Task objective: Retype all the entries word for word, but omit the pictures.

Data supplied:
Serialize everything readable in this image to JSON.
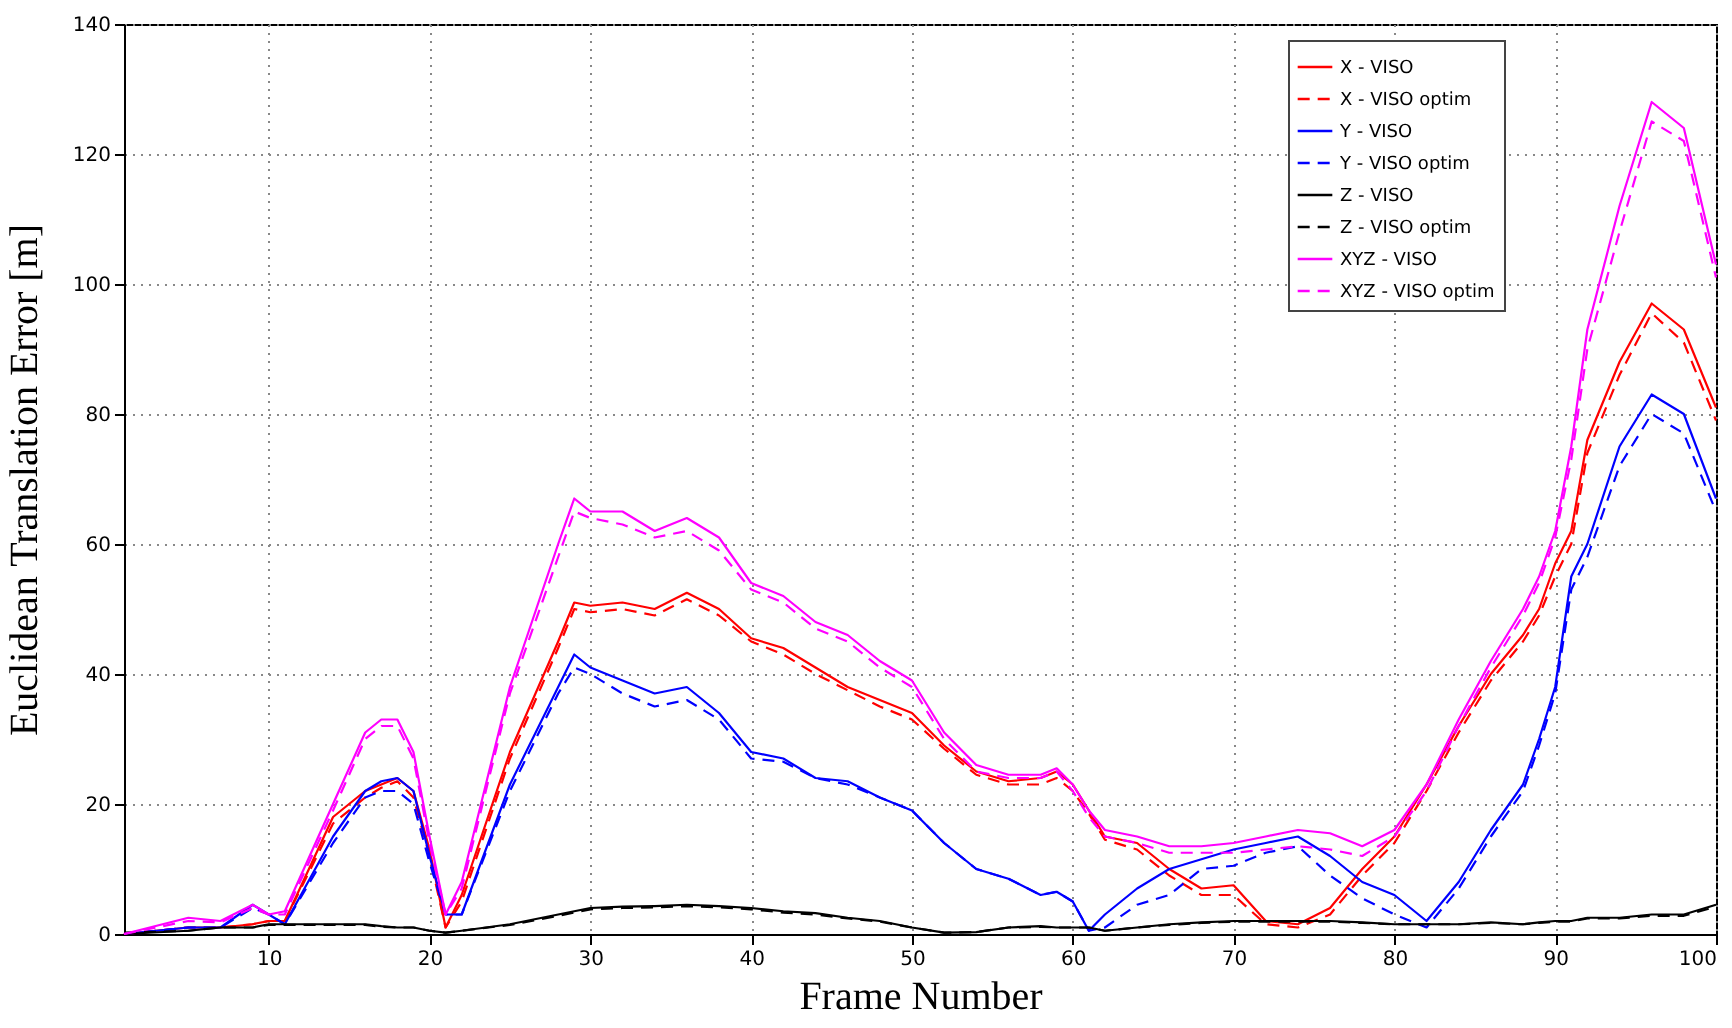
{
  "chart_data": {
    "type": "line",
    "xlabel": "Frame Number",
    "ylabel": "Euclidean Translation Error [m]",
    "x": [
      1,
      5,
      7,
      9,
      10,
      11,
      14,
      16,
      17,
      18,
      19,
      20,
      21,
      22,
      25,
      28,
      29,
      30,
      32,
      34,
      36,
      38,
      40,
      42,
      44,
      46,
      48,
      50,
      52,
      54,
      56,
      58,
      59,
      60,
      61,
      62,
      64,
      66,
      68,
      70,
      72,
      74,
      76,
      78,
      80,
      82,
      84,
      86,
      88,
      89,
      90,
      91,
      92,
      94,
      96,
      98,
      100
    ],
    "xlim": [
      1,
      100
    ],
    "xticks": [
      10,
      20,
      30,
      40,
      50,
      60,
      70,
      80,
      90,
      100
    ],
    "ylim": [
      0,
      140
    ],
    "yticks": [
      0,
      20,
      40,
      60,
      80,
      100,
      120,
      140
    ],
    "grid": true,
    "legend": "top right",
    "series": [
      {
        "name": "X - VISO",
        "color": "#ff0000",
        "line_style": "solid",
        "values": [
          0,
          1,
          1,
          1.5,
          2,
          2,
          18,
          22,
          23,
          24,
          22,
          13,
          1,
          6,
          28,
          45,
          51,
          50.5,
          51,
          50,
          52.5,
          50,
          45.5,
          44,
          41,
          38,
          36,
          34,
          29,
          25,
          23.5,
          24,
          25,
          23,
          19,
          15,
          14,
          10,
          7,
          7.5,
          2,
          1.5,
          4,
          10,
          15,
          23,
          32,
          40,
          46,
          50,
          57,
          62,
          76,
          88,
          97,
          93,
          81
        ]
      },
      {
        "name": "X - VISO optim",
        "color": "#ff0000",
        "line_style": "dashed",
        "values": [
          0,
          1,
          1,
          1.5,
          2,
          2,
          17,
          21,
          22.5,
          23.5,
          21,
          12,
          1,
          5,
          27,
          44,
          50,
          49.5,
          50,
          49,
          51.5,
          49,
          45,
          43,
          40,
          37.5,
          35,
          33,
          28.5,
          24.5,
          23,
          23,
          24,
          22,
          18.5,
          14.5,
          13,
          9,
          6,
          6,
          1.5,
          1,
          3,
          9,
          14,
          22,
          31,
          39,
          45,
          49,
          55,
          60,
          74,
          86,
          95.5,
          91,
          79
        ]
      },
      {
        "name": "Y - VISO",
        "color": "#0000ff",
        "line_style": "solid",
        "values": [
          0,
          1,
          1,
          4.5,
          3,
          1.5,
          15,
          22,
          23.5,
          24,
          22,
          12,
          3,
          3,
          23,
          38,
          43,
          41,
          39,
          37,
          38,
          34,
          28,
          27,
          24,
          23.5,
          21,
          19,
          14,
          10,
          8.5,
          6,
          6.5,
          5,
          0.5,
          3,
          7,
          10,
          11.5,
          13,
          14,
          15,
          12,
          8,
          6,
          2,
          8,
          16,
          23,
          30,
          38,
          55,
          60,
          75,
          83,
          80,
          67
        ]
      },
      {
        "name": "Y - VISO optim",
        "color": "#0000ff",
        "line_style": "dashed",
        "values": [
          0,
          1,
          1,
          4,
          3,
          1.5,
          14,
          21,
          22,
          22,
          20,
          11,
          3,
          3,
          22,
          37,
          41,
          40,
          37,
          35,
          36,
          33,
          27,
          26.5,
          24,
          23,
          21,
          19,
          14,
          10,
          8.5,
          6,
          6.5,
          5,
          0.5,
          1,
          4.5,
          6,
          10,
          10.5,
          12.5,
          13.5,
          9,
          5.5,
          3,
          1,
          7,
          15,
          22,
          29,
          37,
          53,
          58,
          72,
          80,
          77,
          65
        ]
      },
      {
        "name": "Z - VISO",
        "color": "#000000",
        "line_style": "solid",
        "values": [
          0,
          0.5,
          1,
          1,
          1.5,
          1.5,
          1.5,
          1.5,
          1.2,
          1,
          1,
          0.5,
          0.2,
          0.5,
          1.5,
          3,
          3.5,
          4,
          4.2,
          4.3,
          4.5,
          4.3,
          4,
          3.5,
          3.2,
          2.5,
          2,
          1,
          0.2,
          0.3,
          1,
          1.2,
          1,
          1,
          1,
          0.5,
          1,
          1.5,
          1.8,
          2,
          2,
          2,
          2,
          1.8,
          1.5,
          1.5,
          1.5,
          1.8,
          1.5,
          1.8,
          2,
          2,
          2.5,
          2.5,
          3,
          3,
          4.5
        ]
      },
      {
        "name": "Z - VISO optim",
        "color": "#000000",
        "line_style": "dashed",
        "values": [
          0.2,
          0.5,
          1,
          1,
          1.4,
          1.4,
          1.4,
          1.4,
          1.1,
          1,
          1,
          0.5,
          0.2,
          0.5,
          1.4,
          2.8,
          3.3,
          3.8,
          4,
          4.1,
          4.3,
          4.1,
          3.8,
          3.3,
          3,
          2.4,
          1.9,
          1,
          0.2,
          0.3,
          1,
          1.1,
          1,
          1,
          1,
          0.5,
          1,
          1.4,
          1.7,
          1.9,
          1.9,
          1.9,
          1.9,
          1.7,
          1.5,
          1.5,
          1.5,
          1.7,
          1.5,
          1.7,
          1.9,
          1.9,
          2.4,
          2.4,
          2.8,
          2.8,
          4.2
        ]
      },
      {
        "name": "XYZ - VISO",
        "color": "#ff00ff",
        "line_style": "solid",
        "values": [
          0,
          2.5,
          2,
          4.5,
          3,
          3.5,
          20,
          31,
          33,
          33,
          28,
          15,
          3,
          8,
          38,
          60,
          67,
          65,
          65,
          62,
          64,
          61,
          54,
          52,
          48,
          46,
          42,
          39,
          31,
          26,
          24.5,
          24.5,
          25.5,
          23,
          19,
          16,
          15,
          13.5,
          13.5,
          14,
          15,
          16,
          15.5,
          13.5,
          16,
          23,
          33,
          42,
          50,
          55,
          62,
          75,
          93,
          112,
          128,
          124,
          103
        ]
      },
      {
        "name": "XYZ - VISO optim",
        "color": "#ff00ff",
        "line_style": "dashed",
        "values": [
          0,
          2,
          1.8,
          4,
          3,
          3,
          19,
          30,
          32,
          32,
          27,
          14,
          3,
          7,
          37,
          58,
          65,
          64,
          63,
          61,
          62,
          59,
          53,
          51,
          47,
          45,
          41,
          38,
          30,
          25,
          24,
          24,
          25,
          22,
          18,
          15,
          14,
          12.5,
          12.5,
          12.5,
          13,
          13.5,
          13,
          12,
          15,
          22,
          32,
          41,
          49,
          54,
          61,
          73,
          90,
          108,
          125,
          122,
          101
        ]
      }
    ]
  }
}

Answer:
Serialize everything readable in this image to JSON.
{
  "chart_data": {
    "type": "line",
    "xlabel": "Frame Number",
    "ylabel": "Euclidean Translation Error [m]",
    "x": [
      1,
      5,
      7,
      9,
      10,
      11,
      14,
      16,
      17,
      18,
      19,
      20,
      21,
      22,
      25,
      28,
      29,
      30,
      32,
      34,
      36,
      38,
      40,
      42,
      44,
      46,
      48,
      50,
      52,
      54,
      56,
      58,
      59,
      60,
      61,
      62,
      64,
      66,
      68,
      70,
      72,
      74,
      76,
      78,
      80,
      82,
      84,
      86,
      88,
      89,
      90,
      91,
      92,
      94,
      96,
      98,
      100
    ],
    "xlim": [
      1,
      100
    ],
    "xticks": [
      10,
      20,
      30,
      40,
      50,
      60,
      70,
      80,
      90,
      100
    ],
    "ylim": [
      0,
      140
    ],
    "yticks": [
      0,
      20,
      40,
      60,
      80,
      100,
      120,
      140
    ],
    "grid": true,
    "legend": "top right",
    "series": [
      {
        "name": "X - VISO",
        "color": "#ff0000",
        "line_style": "solid",
        "values": [
          0,
          1,
          1,
          1.5,
          2,
          2,
          18,
          22,
          23,
          24,
          22,
          13,
          1,
          6,
          28,
          45,
          51,
          50.5,
          51,
          50,
          52.5,
          50,
          45.5,
          44,
          41,
          38,
          36,
          34,
          29,
          25,
          23.5,
          24,
          25,
          23,
          19,
          15,
          14,
          10,
          7,
          7.5,
          2,
          1.5,
          4,
          10,
          15,
          23,
          32,
          40,
          46,
          50,
          57,
          62,
          76,
          88,
          97,
          93,
          81
        ]
      },
      {
        "name": "X - VISO optim",
        "color": "#ff0000",
        "line_style": "dashed",
        "values": [
          0,
          1,
          1,
          1.5,
          2,
          2,
          17,
          21,
          22.5,
          23.5,
          21,
          12,
          1,
          5,
          27,
          44,
          50,
          49.5,
          50,
          49,
          51.5,
          49,
          45,
          43,
          40,
          37.5,
          35,
          33,
          28.5,
          24.5,
          23,
          23,
          24,
          22,
          18.5,
          14.5,
          13,
          9,
          6,
          6,
          1.5,
          1,
          3,
          9,
          14,
          22,
          31,
          39,
          45,
          49,
          55,
          60,
          74,
          86,
          95.5,
          91,
          79
        ]
      },
      {
        "name": "Y - VISO",
        "color": "#0000ff",
        "line_style": "solid",
        "values": [
          0,
          1,
          1,
          4.5,
          3,
          1.5,
          15,
          22,
          23.5,
          24,
          22,
          12,
          3,
          3,
          23,
          38,
          43,
          41,
          39,
          37,
          38,
          34,
          28,
          27,
          24,
          23.5,
          21,
          19,
          14,
          10,
          8.5,
          6,
          6.5,
          5,
          0.5,
          3,
          7,
          10,
          11.5,
          13,
          14,
          15,
          12,
          8,
          6,
          2,
          8,
          16,
          23,
          30,
          38,
          55,
          60,
          75,
          83,
          80,
          67
        ]
      },
      {
        "name": "Y - VISO optim",
        "color": "#0000ff",
        "line_style": "dashed",
        "values": [
          0,
          1,
          1,
          4,
          3,
          1.5,
          14,
          21,
          22,
          22,
          20,
          11,
          3,
          3,
          22,
          37,
          41,
          40,
          37,
          35,
          36,
          33,
          27,
          26.5,
          24,
          23,
          21,
          19,
          14,
          10,
          8.5,
          6,
          6.5,
          5,
          0.5,
          1,
          4.5,
          6,
          10,
          10.5,
          12.5,
          13.5,
          9,
          5.5,
          3,
          1,
          7,
          15,
          22,
          29,
          37,
          53,
          58,
          72,
          80,
          77,
          65
        ]
      },
      {
        "name": "Z - VISO",
        "color": "#000000",
        "line_style": "solid",
        "values": [
          0,
          0.5,
          1,
          1,
          1.5,
          1.5,
          1.5,
          1.5,
          1.2,
          1,
          1,
          0.5,
          0.2,
          0.5,
          1.5,
          3,
          3.5,
          4,
          4.2,
          4.3,
          4.5,
          4.3,
          4,
          3.5,
          3.2,
          2.5,
          2,
          1,
          0.2,
          0.3,
          1,
          1.2,
          1,
          1,
          1,
          0.5,
          1,
          1.5,
          1.8,
          2,
          2,
          2,
          2,
          1.8,
          1.5,
          1.5,
          1.5,
          1.8,
          1.5,
          1.8,
          2,
          2,
          2.5,
          2.5,
          3,
          3,
          4.5
        ]
      },
      {
        "name": "Z - VISO optim",
        "color": "#000000",
        "line_style": "dashed",
        "values": [
          0.2,
          0.5,
          1,
          1,
          1.4,
          1.4,
          1.4,
          1.4,
          1.1,
          1,
          1,
          0.5,
          0.2,
          0.5,
          1.4,
          2.8,
          3.3,
          3.8,
          4,
          4.1,
          4.3,
          4.1,
          3.8,
          3.3,
          3,
          2.4,
          1.9,
          1,
          0.2,
          0.3,
          1,
          1.1,
          1,
          1,
          1,
          0.5,
          1,
          1.4,
          1.7,
          1.9,
          1.9,
          1.9,
          1.9,
          1.7,
          1.5,
          1.5,
          1.5,
          1.7,
          1.5,
          1.7,
          1.9,
          1.9,
          2.4,
          2.4,
          2.8,
          2.8,
          4.2
        ]
      },
      {
        "name": "XYZ - VISO",
        "color": "#ff00ff",
        "line_style": "solid",
        "values": [
          0,
          2.5,
          2,
          4.5,
          3,
          3.5,
          20,
          31,
          33,
          33,
          28,
          15,
          3,
          8,
          38,
          60,
          67,
          65,
          65,
          62,
          64,
          61,
          54,
          52,
          48,
          46,
          42,
          39,
          31,
          26,
          24.5,
          24.5,
          25.5,
          23,
          19,
          16,
          15,
          13.5,
          13.5,
          14,
          15,
          16,
          15.5,
          13.5,
          16,
          23,
          33,
          42,
          50,
          55,
          62,
          75,
          93,
          112,
          128,
          124,
          103
        ]
      },
      {
        "name": "XYZ - VISO optim",
        "color": "#ff00ff",
        "line_style": "dashed",
        "values": [
          0,
          2,
          1.8,
          4,
          3,
          3,
          19,
          30,
          32,
          32,
          27,
          14,
          3,
          7,
          37,
          58,
          65,
          64,
          63,
          61,
          62,
          59,
          53,
          51,
          47,
          45,
          41,
          38,
          30,
          25,
          24,
          24,
          25,
          22,
          18,
          15,
          14,
          12.5,
          12.5,
          12.5,
          13,
          13.5,
          13,
          12,
          15,
          22,
          32,
          41,
          49,
          54,
          61,
          73,
          90,
          108,
          125,
          122,
          101
        ]
      }
    ]
  }
}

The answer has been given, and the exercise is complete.